GIVEN REQUEST: Return every line of the records below unchanged, character for character.

RECORDS FOR PROCESSING:
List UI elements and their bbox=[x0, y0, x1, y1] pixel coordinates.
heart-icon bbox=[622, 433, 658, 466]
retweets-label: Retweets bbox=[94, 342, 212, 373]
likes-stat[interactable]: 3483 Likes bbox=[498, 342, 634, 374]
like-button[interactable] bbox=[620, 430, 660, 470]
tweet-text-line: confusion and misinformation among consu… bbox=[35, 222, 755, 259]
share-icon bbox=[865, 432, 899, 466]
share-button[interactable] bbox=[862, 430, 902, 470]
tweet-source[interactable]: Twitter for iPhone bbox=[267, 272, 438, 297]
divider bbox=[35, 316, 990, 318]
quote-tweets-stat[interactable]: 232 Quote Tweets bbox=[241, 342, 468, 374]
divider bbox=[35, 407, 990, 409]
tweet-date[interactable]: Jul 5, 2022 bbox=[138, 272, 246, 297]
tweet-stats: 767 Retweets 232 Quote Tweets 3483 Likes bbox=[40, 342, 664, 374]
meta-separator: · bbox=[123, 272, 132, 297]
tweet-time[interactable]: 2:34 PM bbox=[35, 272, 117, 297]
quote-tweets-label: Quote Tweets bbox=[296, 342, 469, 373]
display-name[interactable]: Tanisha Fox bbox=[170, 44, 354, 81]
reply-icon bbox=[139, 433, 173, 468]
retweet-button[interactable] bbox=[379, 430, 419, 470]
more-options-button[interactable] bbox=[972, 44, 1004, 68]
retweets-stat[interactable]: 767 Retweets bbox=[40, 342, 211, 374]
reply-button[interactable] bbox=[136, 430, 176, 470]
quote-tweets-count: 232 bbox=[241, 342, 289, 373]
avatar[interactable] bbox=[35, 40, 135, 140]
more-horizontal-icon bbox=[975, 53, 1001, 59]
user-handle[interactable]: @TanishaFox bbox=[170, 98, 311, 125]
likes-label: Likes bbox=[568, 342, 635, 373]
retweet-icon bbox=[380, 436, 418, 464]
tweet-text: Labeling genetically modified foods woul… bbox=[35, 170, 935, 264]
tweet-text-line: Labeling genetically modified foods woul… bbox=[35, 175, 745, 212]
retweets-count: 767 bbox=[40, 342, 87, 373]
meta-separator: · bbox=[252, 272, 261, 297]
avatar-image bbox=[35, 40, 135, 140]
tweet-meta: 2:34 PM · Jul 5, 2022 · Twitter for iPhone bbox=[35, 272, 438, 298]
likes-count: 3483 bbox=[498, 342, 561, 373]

RESULT FOR THIS TASK:
List UI elements and their bbox=[x0, y0, x1, y1] pixel coordinates.
heart-icon bbox=[622, 433, 658, 466]
retweets-label: Retweets bbox=[94, 342, 212, 373]
likes-stat[interactable]: 3483 Likes bbox=[498, 342, 634, 374]
like-button[interactable] bbox=[620, 430, 660, 470]
tweet-text-line: confusion and misinformation among consu… bbox=[35, 222, 755, 259]
share-icon bbox=[865, 432, 899, 466]
share-button[interactable] bbox=[862, 430, 902, 470]
tweet-source[interactable]: Twitter for iPhone bbox=[267, 272, 438, 297]
divider bbox=[35, 316, 990, 318]
quote-tweets-stat[interactable]: 232 Quote Tweets bbox=[241, 342, 468, 374]
divider bbox=[35, 407, 990, 409]
tweet-date[interactable]: Jul 5, 2022 bbox=[138, 272, 246, 297]
tweet-stats: 767 Retweets 232 Quote Tweets 3483 Likes bbox=[40, 342, 664, 374]
meta-separator: · bbox=[123, 272, 132, 297]
tweet-time[interactable]: 2:34 PM bbox=[35, 272, 117, 297]
quote-tweets-label: Quote Tweets bbox=[296, 342, 469, 373]
display-name[interactable]: Tanisha Fox bbox=[170, 44, 354, 81]
reply-icon bbox=[139, 433, 173, 468]
retweet-button[interactable] bbox=[379, 430, 419, 470]
more-options-button[interactable] bbox=[972, 44, 1004, 68]
retweets-stat[interactable]: 767 Retweets bbox=[40, 342, 211, 374]
reply-button[interactable] bbox=[136, 430, 176, 470]
quote-tweets-count: 232 bbox=[241, 342, 289, 373]
avatar[interactable] bbox=[35, 40, 135, 140]
more-horizontal-icon bbox=[975, 53, 1001, 59]
user-handle[interactable]: @TanishaFox bbox=[170, 98, 311, 125]
likes-label: Likes bbox=[568, 342, 635, 373]
retweet-icon bbox=[380, 436, 418, 464]
tweet-text: Labeling genetically modified foods woul… bbox=[35, 170, 935, 264]
tweet-text-line: Labeling genetically modified foods woul… bbox=[35, 175, 745, 212]
retweets-count: 767 bbox=[40, 342, 87, 373]
meta-separator: · bbox=[252, 272, 261, 297]
avatar-image bbox=[35, 40, 135, 140]
tweet-meta: 2:34 PM · Jul 5, 2022 · Twitter for iPhone bbox=[35, 272, 438, 298]
likes-count: 3483 bbox=[498, 342, 561, 373]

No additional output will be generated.